Extracted records:
"""
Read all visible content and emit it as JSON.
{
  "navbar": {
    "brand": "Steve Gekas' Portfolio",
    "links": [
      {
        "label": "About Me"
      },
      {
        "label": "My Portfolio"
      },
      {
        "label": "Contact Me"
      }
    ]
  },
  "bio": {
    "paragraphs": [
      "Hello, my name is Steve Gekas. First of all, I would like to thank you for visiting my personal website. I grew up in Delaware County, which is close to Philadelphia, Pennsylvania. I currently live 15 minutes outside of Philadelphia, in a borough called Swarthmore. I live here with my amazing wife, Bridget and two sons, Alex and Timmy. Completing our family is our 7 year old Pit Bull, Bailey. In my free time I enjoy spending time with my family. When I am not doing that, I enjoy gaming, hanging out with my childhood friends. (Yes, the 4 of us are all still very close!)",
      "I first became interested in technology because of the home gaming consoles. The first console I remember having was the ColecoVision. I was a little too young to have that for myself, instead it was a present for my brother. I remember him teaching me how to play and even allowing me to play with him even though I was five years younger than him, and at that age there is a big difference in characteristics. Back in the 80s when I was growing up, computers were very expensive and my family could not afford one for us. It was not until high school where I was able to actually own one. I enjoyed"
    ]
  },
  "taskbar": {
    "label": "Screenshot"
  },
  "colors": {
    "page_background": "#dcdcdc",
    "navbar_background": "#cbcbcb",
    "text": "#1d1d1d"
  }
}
"""
Task brief ▸ Extract all lines containing the word "Portfolio".

Final result ▸
    "brand": "Steve Gekas' Portfolio",
        "label": "My Portfolio"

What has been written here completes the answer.